(Instructions to follow):
Exactly the lines from the one containing "Read all visible content and emit it as JSON." through the final line of the listing are to be retyped, and nothing more.

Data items
☆ ☆ ☆

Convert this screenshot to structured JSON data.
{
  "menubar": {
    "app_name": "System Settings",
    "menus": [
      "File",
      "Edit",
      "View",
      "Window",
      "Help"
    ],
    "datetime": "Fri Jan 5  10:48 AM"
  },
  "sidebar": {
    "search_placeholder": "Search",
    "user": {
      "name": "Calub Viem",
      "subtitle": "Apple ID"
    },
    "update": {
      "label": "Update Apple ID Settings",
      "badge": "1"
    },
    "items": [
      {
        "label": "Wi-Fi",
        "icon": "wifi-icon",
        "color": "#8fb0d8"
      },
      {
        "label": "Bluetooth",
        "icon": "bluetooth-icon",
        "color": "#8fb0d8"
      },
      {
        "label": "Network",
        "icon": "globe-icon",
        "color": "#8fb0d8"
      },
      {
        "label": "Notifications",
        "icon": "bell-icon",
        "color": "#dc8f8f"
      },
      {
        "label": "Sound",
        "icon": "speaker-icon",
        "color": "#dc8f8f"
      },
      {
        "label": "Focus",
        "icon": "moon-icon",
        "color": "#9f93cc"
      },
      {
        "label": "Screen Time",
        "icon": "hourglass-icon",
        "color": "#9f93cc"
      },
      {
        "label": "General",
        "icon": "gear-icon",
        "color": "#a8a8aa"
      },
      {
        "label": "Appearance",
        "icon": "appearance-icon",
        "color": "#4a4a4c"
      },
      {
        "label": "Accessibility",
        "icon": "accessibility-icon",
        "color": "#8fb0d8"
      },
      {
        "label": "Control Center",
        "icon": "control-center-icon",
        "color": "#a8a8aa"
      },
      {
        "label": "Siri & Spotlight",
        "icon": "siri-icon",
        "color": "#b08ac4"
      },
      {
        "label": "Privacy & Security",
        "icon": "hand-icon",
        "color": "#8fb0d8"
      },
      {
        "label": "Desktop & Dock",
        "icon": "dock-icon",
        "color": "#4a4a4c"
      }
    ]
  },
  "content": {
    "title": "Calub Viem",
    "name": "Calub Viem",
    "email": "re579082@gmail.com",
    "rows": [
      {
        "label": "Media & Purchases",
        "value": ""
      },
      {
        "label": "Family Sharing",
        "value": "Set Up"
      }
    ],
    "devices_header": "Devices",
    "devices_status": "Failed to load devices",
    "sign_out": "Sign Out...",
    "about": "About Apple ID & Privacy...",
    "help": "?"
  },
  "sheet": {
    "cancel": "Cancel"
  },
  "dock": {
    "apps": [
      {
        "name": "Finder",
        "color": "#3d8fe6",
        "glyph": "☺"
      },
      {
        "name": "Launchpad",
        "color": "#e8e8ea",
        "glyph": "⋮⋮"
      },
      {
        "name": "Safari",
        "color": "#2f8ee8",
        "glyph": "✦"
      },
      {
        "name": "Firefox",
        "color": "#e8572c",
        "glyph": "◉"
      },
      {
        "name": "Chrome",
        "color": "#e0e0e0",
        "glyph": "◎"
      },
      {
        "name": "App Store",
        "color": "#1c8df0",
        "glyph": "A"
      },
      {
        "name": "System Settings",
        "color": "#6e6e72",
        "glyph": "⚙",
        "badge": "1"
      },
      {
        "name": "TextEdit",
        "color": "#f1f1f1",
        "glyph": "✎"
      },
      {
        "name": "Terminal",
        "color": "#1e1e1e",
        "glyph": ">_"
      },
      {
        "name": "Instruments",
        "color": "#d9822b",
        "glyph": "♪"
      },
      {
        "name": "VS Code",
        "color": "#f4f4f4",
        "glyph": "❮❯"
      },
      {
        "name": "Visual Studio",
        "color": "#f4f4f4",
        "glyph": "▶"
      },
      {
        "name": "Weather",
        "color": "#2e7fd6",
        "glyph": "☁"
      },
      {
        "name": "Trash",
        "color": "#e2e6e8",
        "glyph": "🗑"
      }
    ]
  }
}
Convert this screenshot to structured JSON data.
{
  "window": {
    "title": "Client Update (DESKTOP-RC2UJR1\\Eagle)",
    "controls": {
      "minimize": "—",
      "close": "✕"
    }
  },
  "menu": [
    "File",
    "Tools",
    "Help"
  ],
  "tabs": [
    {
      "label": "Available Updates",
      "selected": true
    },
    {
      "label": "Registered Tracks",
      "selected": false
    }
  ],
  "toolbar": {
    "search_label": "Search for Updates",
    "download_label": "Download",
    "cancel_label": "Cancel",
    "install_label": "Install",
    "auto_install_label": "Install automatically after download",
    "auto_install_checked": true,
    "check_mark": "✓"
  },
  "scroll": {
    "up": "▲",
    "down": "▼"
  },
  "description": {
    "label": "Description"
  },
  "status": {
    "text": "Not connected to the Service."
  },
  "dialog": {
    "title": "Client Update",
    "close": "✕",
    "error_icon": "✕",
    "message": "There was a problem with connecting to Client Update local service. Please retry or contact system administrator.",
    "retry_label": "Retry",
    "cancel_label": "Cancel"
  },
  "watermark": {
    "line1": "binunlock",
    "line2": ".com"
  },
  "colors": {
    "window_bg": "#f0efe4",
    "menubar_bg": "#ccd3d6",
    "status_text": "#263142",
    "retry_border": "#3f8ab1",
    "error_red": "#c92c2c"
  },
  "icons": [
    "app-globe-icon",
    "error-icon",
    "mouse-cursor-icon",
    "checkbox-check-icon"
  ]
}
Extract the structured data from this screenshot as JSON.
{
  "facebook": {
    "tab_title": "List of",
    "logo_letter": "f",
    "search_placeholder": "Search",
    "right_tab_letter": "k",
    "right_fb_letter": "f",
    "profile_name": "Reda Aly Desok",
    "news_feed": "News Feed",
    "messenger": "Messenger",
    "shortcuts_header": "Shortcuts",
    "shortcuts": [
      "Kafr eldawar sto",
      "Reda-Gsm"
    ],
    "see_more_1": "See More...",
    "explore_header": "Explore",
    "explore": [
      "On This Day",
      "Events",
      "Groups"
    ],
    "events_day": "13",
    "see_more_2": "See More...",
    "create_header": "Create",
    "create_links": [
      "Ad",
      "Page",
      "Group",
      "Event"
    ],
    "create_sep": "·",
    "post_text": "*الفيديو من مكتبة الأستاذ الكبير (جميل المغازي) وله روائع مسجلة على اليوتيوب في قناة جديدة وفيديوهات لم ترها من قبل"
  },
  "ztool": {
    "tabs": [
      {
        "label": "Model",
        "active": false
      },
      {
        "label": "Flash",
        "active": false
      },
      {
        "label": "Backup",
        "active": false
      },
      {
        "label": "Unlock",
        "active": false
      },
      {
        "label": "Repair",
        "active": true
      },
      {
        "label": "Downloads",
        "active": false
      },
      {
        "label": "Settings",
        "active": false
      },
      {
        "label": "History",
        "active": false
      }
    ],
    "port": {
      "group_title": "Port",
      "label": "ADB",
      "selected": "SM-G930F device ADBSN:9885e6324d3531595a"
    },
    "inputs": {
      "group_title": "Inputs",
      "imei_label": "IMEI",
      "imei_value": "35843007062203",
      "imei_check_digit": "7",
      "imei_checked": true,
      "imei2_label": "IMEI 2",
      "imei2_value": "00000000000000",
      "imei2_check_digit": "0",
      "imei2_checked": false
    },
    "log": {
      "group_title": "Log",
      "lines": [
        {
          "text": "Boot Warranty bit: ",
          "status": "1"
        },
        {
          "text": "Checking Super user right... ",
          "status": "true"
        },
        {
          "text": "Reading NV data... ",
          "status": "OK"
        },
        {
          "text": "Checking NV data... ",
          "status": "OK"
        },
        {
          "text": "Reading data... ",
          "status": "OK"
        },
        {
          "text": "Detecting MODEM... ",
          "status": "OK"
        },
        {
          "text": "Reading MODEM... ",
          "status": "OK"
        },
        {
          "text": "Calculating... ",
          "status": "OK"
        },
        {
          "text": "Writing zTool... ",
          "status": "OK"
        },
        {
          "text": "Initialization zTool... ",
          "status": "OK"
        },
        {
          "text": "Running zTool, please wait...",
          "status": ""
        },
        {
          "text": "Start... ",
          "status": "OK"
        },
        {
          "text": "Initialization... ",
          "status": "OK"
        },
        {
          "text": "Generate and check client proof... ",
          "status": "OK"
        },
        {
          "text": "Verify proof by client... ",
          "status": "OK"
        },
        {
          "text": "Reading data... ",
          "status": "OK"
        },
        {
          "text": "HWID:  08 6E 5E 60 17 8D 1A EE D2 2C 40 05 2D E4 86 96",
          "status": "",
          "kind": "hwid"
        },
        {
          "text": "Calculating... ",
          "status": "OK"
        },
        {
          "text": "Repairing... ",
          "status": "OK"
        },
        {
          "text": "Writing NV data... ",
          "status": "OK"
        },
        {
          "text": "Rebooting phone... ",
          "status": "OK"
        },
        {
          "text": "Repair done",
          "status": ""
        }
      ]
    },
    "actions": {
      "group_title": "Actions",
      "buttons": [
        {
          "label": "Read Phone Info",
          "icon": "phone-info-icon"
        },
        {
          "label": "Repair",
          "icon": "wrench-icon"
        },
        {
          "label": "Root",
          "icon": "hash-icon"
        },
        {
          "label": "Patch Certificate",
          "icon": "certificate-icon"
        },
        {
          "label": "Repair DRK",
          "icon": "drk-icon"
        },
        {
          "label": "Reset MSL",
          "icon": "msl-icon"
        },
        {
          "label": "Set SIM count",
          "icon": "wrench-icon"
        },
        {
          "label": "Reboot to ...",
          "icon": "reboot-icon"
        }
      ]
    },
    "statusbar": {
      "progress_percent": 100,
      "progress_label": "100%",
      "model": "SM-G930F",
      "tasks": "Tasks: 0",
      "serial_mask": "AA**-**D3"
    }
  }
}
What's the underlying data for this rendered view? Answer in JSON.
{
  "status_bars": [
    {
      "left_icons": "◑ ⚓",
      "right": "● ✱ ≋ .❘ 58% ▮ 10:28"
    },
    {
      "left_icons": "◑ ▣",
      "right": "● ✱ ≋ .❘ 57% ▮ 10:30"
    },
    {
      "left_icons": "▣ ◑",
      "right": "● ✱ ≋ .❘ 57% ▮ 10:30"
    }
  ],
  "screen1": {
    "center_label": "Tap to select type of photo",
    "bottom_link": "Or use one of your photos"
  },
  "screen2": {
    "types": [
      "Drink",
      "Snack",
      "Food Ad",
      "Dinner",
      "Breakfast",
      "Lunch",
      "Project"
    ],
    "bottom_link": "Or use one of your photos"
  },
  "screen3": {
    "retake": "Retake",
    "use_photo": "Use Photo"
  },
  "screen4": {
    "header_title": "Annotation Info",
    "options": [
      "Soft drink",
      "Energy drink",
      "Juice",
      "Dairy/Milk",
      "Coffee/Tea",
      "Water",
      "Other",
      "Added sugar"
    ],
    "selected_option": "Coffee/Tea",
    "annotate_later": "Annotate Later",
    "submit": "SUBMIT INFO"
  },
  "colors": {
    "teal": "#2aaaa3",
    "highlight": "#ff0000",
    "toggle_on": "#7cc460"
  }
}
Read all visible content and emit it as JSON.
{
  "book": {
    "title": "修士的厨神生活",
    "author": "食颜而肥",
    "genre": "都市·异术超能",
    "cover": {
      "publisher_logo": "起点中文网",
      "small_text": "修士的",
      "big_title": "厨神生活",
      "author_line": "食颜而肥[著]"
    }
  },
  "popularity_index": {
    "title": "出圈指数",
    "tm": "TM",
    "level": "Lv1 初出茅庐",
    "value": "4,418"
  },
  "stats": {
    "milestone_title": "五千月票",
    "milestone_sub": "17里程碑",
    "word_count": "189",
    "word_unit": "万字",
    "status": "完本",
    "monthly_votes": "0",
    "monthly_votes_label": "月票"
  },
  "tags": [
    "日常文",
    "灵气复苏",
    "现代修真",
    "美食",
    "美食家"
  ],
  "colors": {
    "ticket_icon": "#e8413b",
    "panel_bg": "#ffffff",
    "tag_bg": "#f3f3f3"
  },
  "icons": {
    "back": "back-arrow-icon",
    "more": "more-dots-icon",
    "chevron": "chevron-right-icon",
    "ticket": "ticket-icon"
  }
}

☆ ☆ ☆

(Response to the exercise):
Read all visible content and emit it as JSON.
{
  "book": {
    "title": "修士的厨神生活",
    "author": "食颜而肥",
    "genre": "都市·异术超能",
    "cover": {
      "publisher_logo": "起点中文网",
      "small_text": "修士的",
      "big_title": "厨神生活",
      "author_line": "食颜而肥[著]"
    }
  },
  "popularity_index": {
    "title": "出圈指数",
    "tm": "TM",
    "level": "Lv1 初出茅庐",
    "value": "4,418"
  },
  "stats": {
    "milestone_title": "五千月票",
    "milestone_sub": "17里程碑",
    "word_count": "189",
    "word_unit": "万字",
    "status": "完本",
    "monthly_votes": "0",
    "monthly_votes_label": "月票"
  },
  "tags": [
    "日常文",
    "灵气复苏",
    "现代修真",
    "美食",
    "美食家"
  ],
  "colors": {
    "ticket_icon": "#e8413b",
    "panel_bg": "#ffffff",
    "tag_bg": "#f3f3f3"
  },
  "icons": {
    "back": "back-arrow-icon",
    "more": "more-dots-icon",
    "chevron": "chevron-right-icon",
    "ticket": "ticket-icon"
  }
}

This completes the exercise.